▶ EXERCISE DESCRIPTION
Can you output the records below exactly as they are written?

▶ RECORDS PROVIDED
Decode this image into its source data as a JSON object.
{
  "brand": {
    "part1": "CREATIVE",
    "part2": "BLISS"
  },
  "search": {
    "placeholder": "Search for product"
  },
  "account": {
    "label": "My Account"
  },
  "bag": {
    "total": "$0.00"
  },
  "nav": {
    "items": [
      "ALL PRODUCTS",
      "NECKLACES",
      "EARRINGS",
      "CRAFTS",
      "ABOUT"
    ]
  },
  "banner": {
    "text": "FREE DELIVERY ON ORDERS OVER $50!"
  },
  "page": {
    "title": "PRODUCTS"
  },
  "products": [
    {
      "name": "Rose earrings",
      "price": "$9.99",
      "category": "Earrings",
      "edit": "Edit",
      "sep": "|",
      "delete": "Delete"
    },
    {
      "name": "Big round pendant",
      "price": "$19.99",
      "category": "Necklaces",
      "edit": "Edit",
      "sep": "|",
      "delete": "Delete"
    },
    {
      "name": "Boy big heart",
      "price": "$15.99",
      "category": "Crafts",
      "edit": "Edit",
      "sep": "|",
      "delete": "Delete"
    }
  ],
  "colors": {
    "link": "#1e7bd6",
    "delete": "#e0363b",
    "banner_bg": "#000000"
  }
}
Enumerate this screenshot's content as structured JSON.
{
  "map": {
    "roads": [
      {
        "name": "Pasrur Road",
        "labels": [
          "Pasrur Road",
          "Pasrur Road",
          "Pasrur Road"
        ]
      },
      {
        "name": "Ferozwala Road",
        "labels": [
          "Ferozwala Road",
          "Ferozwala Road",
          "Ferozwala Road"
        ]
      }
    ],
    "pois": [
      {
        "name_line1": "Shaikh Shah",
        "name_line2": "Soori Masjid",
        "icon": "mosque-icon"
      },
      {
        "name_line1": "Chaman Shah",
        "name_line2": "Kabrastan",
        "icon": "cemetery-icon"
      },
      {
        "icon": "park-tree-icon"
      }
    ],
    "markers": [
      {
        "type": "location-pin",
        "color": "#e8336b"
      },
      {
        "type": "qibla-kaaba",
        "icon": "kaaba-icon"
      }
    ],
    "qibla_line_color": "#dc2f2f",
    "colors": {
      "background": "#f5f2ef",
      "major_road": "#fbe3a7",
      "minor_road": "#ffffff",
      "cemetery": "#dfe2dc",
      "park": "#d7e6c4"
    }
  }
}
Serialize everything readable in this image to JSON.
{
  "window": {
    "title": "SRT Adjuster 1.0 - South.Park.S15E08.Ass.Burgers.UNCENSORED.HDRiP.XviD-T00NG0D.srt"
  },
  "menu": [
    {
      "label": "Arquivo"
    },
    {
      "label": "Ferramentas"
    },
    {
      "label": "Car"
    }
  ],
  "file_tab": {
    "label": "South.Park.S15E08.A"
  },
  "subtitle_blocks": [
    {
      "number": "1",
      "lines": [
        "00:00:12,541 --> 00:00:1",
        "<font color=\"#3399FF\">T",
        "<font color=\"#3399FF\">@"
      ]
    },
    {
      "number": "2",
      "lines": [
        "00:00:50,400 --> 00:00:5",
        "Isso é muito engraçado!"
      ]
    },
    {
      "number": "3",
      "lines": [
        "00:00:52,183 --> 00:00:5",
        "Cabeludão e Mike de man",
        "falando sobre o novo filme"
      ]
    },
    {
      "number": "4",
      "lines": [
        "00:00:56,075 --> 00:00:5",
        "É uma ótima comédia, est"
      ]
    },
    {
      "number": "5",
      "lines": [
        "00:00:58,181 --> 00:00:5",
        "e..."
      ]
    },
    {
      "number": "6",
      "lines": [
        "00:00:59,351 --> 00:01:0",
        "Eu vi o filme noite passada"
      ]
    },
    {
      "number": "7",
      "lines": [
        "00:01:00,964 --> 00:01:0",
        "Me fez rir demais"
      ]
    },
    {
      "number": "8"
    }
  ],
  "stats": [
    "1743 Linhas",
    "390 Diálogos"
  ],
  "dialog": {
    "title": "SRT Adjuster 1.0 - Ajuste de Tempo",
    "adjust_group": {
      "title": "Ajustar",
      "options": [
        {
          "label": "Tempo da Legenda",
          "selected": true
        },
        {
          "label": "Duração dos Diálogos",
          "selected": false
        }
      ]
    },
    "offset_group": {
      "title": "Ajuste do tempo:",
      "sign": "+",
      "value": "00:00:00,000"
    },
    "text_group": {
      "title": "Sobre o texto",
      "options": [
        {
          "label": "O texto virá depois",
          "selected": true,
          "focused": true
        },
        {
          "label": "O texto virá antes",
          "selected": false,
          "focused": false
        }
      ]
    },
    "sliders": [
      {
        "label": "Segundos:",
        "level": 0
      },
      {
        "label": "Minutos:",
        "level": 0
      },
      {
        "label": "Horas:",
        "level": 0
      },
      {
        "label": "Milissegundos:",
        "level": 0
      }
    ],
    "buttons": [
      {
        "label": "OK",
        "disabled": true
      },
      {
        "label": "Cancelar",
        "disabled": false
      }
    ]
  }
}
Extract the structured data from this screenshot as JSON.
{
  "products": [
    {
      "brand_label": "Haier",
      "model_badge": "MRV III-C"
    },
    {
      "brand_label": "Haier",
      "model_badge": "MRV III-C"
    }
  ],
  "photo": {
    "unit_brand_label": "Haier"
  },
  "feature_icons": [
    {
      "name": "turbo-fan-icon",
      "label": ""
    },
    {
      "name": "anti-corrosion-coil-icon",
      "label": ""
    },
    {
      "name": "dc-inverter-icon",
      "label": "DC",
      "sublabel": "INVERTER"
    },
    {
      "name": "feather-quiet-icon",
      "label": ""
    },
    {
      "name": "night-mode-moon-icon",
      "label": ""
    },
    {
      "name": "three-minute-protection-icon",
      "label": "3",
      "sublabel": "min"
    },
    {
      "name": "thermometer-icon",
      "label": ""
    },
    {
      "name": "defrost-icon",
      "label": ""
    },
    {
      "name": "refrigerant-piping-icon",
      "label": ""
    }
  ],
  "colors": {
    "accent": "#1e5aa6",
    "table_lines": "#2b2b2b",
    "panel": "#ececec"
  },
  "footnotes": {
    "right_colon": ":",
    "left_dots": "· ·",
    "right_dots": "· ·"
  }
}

▶ RESPONSE
Decode this image into its source data as a JSON object.
{
  "brand": {
    "part1": "CREATIVE",
    "part2": "BLISS"
  },
  "search": {
    "placeholder": "Search for product"
  },
  "account": {
    "label": "My Account"
  },
  "bag": {
    "total": "$0.00"
  },
  "nav": {
    "items": [
      "ALL PRODUCTS",
      "NECKLACES",
      "EARRINGS",
      "CRAFTS",
      "ABOUT"
    ]
  },
  "banner": {
    "text": "FREE DELIVERY ON ORDERS OVER $50!"
  },
  "page": {
    "title": "PRODUCTS"
  },
  "products": [
    {
      "name": "Rose earrings",
      "price": "$9.99",
      "category": "Earrings",
      "edit": "Edit",
      "sep": "|",
      "delete": "Delete"
    },
    {
      "name": "Big round pendant",
      "price": "$19.99",
      "category": "Necklaces",
      "edit": "Edit",
      "sep": "|",
      "delete": "Delete"
    },
    {
      "name": "Boy big heart",
      "price": "$15.99",
      "category": "Crafts",
      "edit": "Edit",
      "sep": "|",
      "delete": "Delete"
    }
  ],
  "colors": {
    "link": "#1e7bd6",
    "delete": "#e0363b",
    "banner_bg": "#000000"
  }
}
Enumerate this screenshot's content as structured JSON.
{
  "map": {
    "roads": [
      {
        "name": "Pasrur Road",
        "labels": [
          "Pasrur Road",
          "Pasrur Road",
          "Pasrur Road"
        ]
      },
      {
        "name": "Ferozwala Road",
        "labels": [
          "Ferozwala Road",
          "Ferozwala Road",
          "Ferozwala Road"
        ]
      }
    ],
    "pois": [
      {
        "name_line1": "Shaikh Shah",
        "name_line2": "Soori Masjid",
        "icon": "mosque-icon"
      },
      {
        "name_line1": "Chaman Shah",
        "name_line2": "Kabrastan",
        "icon": "cemetery-icon"
      },
      {
        "icon": "park-tree-icon"
      }
    ],
    "markers": [
      {
        "type": "location-pin",
        "color": "#e8336b"
      },
      {
        "type": "qibla-kaaba",
        "icon": "kaaba-icon"
      }
    ],
    "qibla_line_color": "#dc2f2f",
    "colors": {
      "background": "#f5f2ef",
      "major_road": "#fbe3a7",
      "minor_road": "#ffffff",
      "cemetery": "#dfe2dc",
      "park": "#d7e6c4"
    }
  }
}
Serialize everything readable in this image to JSON.
{
  "window": {
    "title": "SRT Adjuster 1.0 - South.Park.S15E08.Ass.Burgers.UNCENSORED.HDRiP.XviD-T00NG0D.srt"
  },
  "menu": [
    {
      "label": "Arquivo"
    },
    {
      "label": "Ferramentas"
    },
    {
      "label": "Car"
    }
  ],
  "file_tab": {
    "label": "South.Park.S15E08.A"
  },
  "subtitle_blocks": [
    {
      "number": "1",
      "lines": [
        "00:00:12,541 --> 00:00:1",
        "<font color=\"#3399FF\">T",
        "<font color=\"#3399FF\">@"
      ]
    },
    {
      "number": "2",
      "lines": [
        "00:00:50,400 --> 00:00:5",
        "Isso é muito engraçado!"
      ]
    },
    {
      "number": "3",
      "lines": [
        "00:00:52,183 --> 00:00:5",
        "Cabeludão e Mike de man",
        "falando sobre o novo filme"
      ]
    },
    {
      "number": "4",
      "lines": [
        "00:00:56,075 --> 00:00:5",
        "É uma ótima comédia, est"
      ]
    },
    {
      "number": "5",
      "lines": [
        "00:00:58,181 --> 00:00:5",
        "e..."
      ]
    },
    {
      "number": "6",
      "lines": [
        "00:00:59,351 --> 00:01:0",
        "Eu vi o filme noite passada"
      ]
    },
    {
      "number": "7",
      "lines": [
        "00:01:00,964 --> 00:01:0",
        "Me fez rir demais"
      ]
    },
    {
      "number": "8"
    }
  ],
  "stats": [
    "1743 Linhas",
    "390 Diálogos"
  ],
  "dialog": {
    "title": "SRT Adjuster 1.0 - Ajuste de Tempo",
    "adjust_group": {
      "title": "Ajustar",
      "options": [
        {
          "label": "Tempo da Legenda",
          "selected": true
        },
        {
          "label": "Duração dos Diálogos",
          "selected": false
        }
      ]
    },
    "offset_group": {
      "title": "Ajuste do tempo:",
      "sign": "+",
      "value": "00:00:00,000"
    },
    "text_group": {
      "title": "Sobre o texto",
      "options": [
        {
          "label": "O texto virá depois",
          "selected": true,
          "focused": true
        },
        {
          "label": "O texto virá antes",
          "selected": false,
          "focused": false
        }
      ]
    },
    "sliders": [
      {
        "label": "Segundos:",
        "level": 0
      },
      {
        "label": "Minutos:",
        "level": 0
      },
      {
        "label": "Horas:",
        "level": 0
      },
      {
        "label": "Milissegundos:",
        "level": 0
      }
    ],
    "buttons": [
      {
        "label": "OK",
        "disabled": true
      },
      {
        "label": "Cancelar",
        "disabled": false
      }
    ]
  }
}
Extract the structured data from this screenshot as JSON.
{
  "products": [
    {
      "brand_label": "Haier",
      "model_badge": "MRV III-C"
    },
    {
      "brand_label": "Haier",
      "model_badge": "MRV III-C"
    }
  ],
  "photo": {
    "unit_brand_label": "Haier"
  },
  "feature_icons": [
    {
      "name": "turbo-fan-icon",
      "label": ""
    },
    {
      "name": "anti-corrosion-coil-icon",
      "label": ""
    },
    {
      "name": "dc-inverter-icon",
      "label": "DC",
      "sublabel": "INVERTER"
    },
    {
      "name": "feather-quiet-icon",
      "label": ""
    },
    {
      "name": "night-mode-moon-icon",
      "label": ""
    },
    {
      "name": "three-minute-protection-icon",
      "label": "3",
      "sublabel": "min"
    },
    {
      "name": "thermometer-icon",
      "label": ""
    },
    {
      "name": "defrost-icon",
      "label": ""
    },
    {
      "name": "refrigerant-piping-icon",
      "label": ""
    }
  ],
  "colors": {
    "accent": "#1e5aa6",
    "table_lines": "#2b2b2b",
    "panel": "#ececec"
  },
  "footnotes": {
    "right_colon": ":",
    "left_dots": "· ·",
    "right_dots": "· ·"
  }
}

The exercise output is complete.